>> START

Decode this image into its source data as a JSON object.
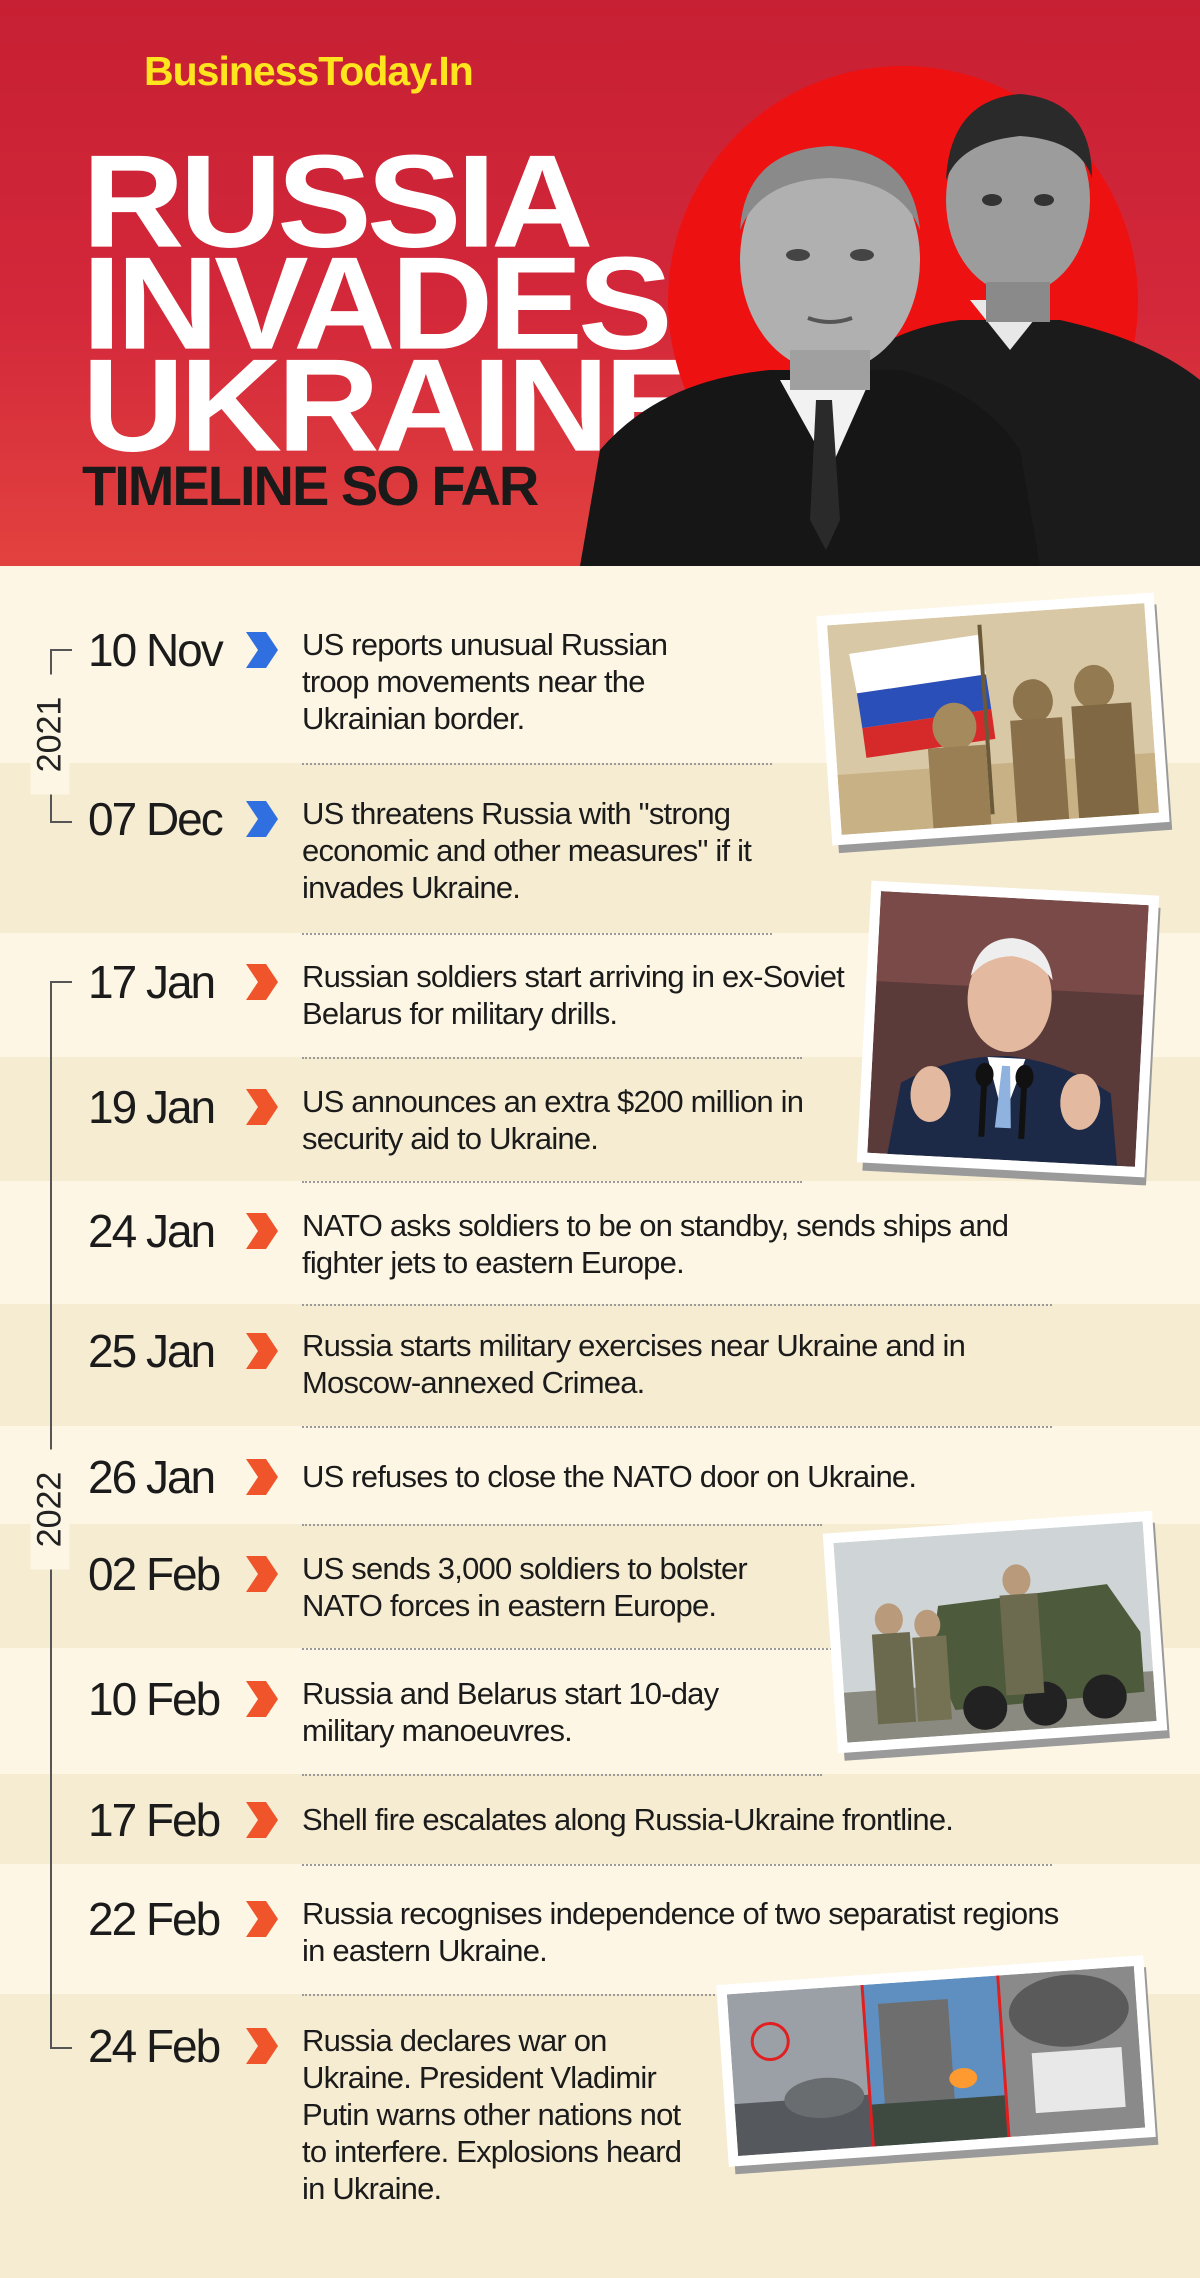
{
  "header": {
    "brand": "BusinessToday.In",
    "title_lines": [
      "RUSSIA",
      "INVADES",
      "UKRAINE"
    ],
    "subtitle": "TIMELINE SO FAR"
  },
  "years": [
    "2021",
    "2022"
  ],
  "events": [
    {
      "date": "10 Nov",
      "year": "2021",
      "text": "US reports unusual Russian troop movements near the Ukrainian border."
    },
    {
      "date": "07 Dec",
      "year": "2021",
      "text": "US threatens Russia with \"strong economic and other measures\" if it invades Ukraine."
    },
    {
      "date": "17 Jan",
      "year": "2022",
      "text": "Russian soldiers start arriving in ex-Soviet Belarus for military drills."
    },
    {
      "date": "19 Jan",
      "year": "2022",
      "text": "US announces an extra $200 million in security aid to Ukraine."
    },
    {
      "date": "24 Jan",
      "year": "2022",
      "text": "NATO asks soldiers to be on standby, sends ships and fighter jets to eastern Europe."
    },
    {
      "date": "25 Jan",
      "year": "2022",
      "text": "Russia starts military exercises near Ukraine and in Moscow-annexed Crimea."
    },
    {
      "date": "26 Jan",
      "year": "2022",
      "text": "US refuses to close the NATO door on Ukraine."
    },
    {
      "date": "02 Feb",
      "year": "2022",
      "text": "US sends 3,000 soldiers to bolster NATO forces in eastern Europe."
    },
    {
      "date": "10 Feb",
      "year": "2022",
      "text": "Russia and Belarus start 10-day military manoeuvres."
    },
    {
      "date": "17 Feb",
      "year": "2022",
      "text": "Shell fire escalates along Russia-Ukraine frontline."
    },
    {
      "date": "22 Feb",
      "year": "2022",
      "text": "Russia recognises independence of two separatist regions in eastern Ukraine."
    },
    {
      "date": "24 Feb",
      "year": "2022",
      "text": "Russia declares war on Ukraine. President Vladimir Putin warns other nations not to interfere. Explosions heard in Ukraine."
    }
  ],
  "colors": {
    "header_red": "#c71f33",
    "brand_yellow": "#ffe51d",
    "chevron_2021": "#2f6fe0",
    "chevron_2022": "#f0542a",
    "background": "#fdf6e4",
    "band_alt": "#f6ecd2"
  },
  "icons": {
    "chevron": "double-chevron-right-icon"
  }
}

>> END

● EXERCISE
Print out the lines exactly, skipping any picture.

● ANSWER TO THIS EXERCISE
Decode this image into its source data as a JSON object.
{
  "header": {
    "brand": "BusinessToday.In",
    "title_lines": [
      "RUSSIA",
      "INVADES",
      "UKRAINE"
    ],
    "subtitle": "TIMELINE SO FAR"
  },
  "years": [
    "2021",
    "2022"
  ],
  "events": [
    {
      "date": "10 Nov",
      "year": "2021",
      "text": "US reports unusual Russian troop movements near the Ukrainian border."
    },
    {
      "date": "07 Dec",
      "year": "2021",
      "text": "US threatens Russia with \"strong economic and other measures\" if it invades Ukraine."
    },
    {
      "date": "17 Jan",
      "year": "2022",
      "text": "Russian soldiers start arriving in ex-Soviet Belarus for military drills."
    },
    {
      "date": "19 Jan",
      "year": "2022",
      "text": "US announces an extra $200 million in security aid to Ukraine."
    },
    {
      "date": "24 Jan",
      "year": "2022",
      "text": "NATO asks soldiers to be on standby, sends ships and fighter jets to eastern Europe."
    },
    {
      "date": "25 Jan",
      "year": "2022",
      "text": "Russia starts military exercises near Ukraine and in Moscow-annexed Crimea."
    },
    {
      "date": "26 Jan",
      "year": "2022",
      "text": "US refuses to close the NATO door on Ukraine."
    },
    {
      "date": "02 Feb",
      "year": "2022",
      "text": "US sends 3,000 soldiers to bolster NATO forces in eastern Europe."
    },
    {
      "date": "10 Feb",
      "year": "2022",
      "text": "Russia and Belarus start 10-day military manoeuvres."
    },
    {
      "date": "17 Feb",
      "year": "2022",
      "text": "Shell fire escalates along Russia-Ukraine frontline."
    },
    {
      "date": "22 Feb",
      "year": "2022",
      "text": "Russia recognises independence of two separatist regions in eastern Ukraine."
    },
    {
      "date": "24 Feb",
      "year": "2022",
      "text": "Russia declares war on Ukraine. President Vladimir Putin warns other nations not to interfere. Explosions heard in Ukraine."
    }
  ],
  "colors": {
    "header_red": "#c71f33",
    "brand_yellow": "#ffe51d",
    "chevron_2021": "#2f6fe0",
    "chevron_2022": "#f0542a",
    "background": "#fdf6e4",
    "band_alt": "#f6ecd2"
  },
  "icons": {
    "chevron": "double-chevron-right-icon"
  }
}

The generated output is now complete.